**YOUR GOAL**
Copy out all lines of the records in which the word "Daily" appears.

[Dataset entries on figures]
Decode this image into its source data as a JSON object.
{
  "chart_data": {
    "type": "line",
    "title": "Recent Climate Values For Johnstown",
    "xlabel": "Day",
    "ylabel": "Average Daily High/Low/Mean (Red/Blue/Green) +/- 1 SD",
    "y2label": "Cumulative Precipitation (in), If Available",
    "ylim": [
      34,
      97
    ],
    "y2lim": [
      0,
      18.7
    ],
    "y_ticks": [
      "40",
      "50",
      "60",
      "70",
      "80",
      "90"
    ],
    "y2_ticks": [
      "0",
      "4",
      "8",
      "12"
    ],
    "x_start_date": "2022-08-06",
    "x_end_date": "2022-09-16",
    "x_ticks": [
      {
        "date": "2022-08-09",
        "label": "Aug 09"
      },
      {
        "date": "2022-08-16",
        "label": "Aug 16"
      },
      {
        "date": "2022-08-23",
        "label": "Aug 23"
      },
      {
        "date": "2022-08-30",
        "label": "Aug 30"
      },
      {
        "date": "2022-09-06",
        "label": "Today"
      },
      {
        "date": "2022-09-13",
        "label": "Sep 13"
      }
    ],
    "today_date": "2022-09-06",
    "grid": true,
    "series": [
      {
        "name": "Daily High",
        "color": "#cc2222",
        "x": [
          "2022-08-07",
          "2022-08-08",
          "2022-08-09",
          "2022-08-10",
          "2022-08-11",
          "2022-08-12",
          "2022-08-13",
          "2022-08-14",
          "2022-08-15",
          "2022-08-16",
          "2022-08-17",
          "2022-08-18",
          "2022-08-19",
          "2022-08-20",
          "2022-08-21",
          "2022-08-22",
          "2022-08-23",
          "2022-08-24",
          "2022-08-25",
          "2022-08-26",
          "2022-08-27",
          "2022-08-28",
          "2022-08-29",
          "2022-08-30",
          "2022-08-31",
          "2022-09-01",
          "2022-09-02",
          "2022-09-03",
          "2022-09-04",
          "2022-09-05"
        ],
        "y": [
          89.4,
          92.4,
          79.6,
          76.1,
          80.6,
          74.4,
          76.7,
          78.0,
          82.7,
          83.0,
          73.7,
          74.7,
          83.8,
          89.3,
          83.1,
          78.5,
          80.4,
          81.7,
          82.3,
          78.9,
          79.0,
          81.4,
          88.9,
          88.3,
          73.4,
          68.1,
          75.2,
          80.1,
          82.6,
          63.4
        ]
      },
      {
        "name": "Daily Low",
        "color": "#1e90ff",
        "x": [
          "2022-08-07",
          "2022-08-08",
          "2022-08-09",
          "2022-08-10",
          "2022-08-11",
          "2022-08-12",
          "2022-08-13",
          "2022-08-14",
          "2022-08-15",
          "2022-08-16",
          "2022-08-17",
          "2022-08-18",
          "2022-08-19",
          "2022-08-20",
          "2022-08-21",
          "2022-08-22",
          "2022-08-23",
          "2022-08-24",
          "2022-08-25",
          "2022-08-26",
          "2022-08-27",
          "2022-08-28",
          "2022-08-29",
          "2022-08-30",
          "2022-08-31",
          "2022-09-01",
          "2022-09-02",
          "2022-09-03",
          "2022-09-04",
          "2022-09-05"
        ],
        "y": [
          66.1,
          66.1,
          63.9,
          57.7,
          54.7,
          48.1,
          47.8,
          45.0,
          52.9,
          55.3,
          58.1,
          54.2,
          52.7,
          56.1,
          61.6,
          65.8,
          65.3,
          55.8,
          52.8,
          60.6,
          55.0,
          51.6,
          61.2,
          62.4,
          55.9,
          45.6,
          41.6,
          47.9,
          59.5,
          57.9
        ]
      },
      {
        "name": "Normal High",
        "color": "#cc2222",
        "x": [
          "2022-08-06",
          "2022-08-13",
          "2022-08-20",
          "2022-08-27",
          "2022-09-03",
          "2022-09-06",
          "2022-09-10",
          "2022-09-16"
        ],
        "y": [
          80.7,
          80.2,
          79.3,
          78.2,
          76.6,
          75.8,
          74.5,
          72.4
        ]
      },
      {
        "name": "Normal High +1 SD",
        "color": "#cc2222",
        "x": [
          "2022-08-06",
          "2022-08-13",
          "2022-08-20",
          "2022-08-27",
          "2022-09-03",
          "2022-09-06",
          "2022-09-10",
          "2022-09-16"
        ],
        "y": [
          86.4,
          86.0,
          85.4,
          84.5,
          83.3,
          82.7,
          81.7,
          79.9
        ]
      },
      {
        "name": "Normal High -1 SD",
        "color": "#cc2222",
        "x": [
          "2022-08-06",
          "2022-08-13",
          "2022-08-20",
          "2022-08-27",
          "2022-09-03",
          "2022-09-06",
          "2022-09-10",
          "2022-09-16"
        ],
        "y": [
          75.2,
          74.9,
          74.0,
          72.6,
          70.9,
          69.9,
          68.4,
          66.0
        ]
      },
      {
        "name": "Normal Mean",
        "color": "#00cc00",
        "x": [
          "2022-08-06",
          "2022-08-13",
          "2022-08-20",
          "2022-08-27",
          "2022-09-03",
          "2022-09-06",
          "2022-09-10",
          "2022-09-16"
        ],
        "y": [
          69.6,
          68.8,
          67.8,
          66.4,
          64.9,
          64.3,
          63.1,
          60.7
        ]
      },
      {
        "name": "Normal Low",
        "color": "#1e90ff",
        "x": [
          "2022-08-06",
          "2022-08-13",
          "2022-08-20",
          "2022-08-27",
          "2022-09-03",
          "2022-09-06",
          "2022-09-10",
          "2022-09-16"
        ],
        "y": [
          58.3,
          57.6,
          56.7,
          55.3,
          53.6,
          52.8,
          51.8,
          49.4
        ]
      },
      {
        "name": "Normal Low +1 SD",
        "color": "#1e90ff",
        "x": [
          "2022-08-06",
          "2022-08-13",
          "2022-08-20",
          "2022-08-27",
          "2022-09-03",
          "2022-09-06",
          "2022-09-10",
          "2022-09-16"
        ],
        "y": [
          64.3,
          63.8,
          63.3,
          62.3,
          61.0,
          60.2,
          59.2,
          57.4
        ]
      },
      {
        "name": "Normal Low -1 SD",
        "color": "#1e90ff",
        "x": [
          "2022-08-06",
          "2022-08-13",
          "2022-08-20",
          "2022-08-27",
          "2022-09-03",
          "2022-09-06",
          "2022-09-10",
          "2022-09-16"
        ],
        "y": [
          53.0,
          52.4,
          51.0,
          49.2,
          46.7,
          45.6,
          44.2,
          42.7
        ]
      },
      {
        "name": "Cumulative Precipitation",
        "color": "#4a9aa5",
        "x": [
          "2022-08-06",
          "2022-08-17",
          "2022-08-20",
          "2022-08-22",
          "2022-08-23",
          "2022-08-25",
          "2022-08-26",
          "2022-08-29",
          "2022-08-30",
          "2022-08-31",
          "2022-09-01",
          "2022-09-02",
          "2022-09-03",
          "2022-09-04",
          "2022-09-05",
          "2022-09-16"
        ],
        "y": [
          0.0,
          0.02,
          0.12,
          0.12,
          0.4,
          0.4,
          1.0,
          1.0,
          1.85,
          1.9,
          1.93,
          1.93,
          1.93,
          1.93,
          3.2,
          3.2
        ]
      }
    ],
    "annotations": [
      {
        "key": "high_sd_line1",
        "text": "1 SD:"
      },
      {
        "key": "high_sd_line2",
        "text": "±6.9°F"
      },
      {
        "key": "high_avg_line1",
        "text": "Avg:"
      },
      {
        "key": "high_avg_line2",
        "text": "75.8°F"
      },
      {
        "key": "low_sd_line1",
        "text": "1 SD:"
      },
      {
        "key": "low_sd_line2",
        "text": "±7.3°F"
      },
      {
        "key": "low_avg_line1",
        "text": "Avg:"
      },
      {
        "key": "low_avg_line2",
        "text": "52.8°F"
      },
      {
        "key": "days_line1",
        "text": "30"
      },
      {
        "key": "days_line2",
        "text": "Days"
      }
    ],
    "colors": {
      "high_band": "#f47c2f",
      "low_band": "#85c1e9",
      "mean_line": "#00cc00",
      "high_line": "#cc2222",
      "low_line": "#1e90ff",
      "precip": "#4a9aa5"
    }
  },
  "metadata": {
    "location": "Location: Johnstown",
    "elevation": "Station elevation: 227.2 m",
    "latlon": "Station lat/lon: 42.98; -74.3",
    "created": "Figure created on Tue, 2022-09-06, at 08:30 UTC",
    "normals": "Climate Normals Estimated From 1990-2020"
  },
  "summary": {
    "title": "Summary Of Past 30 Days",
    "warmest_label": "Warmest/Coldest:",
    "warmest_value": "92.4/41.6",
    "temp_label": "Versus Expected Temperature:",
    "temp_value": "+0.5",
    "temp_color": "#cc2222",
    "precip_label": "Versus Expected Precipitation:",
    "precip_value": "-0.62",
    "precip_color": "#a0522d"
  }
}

**PROBLEM SOLUTION**
    "ylabel": "Average Daily High/Low/Mean (Red/Blue/Green) +/- 1 SD",
        "name": "Daily High",
        "name": "Daily Low",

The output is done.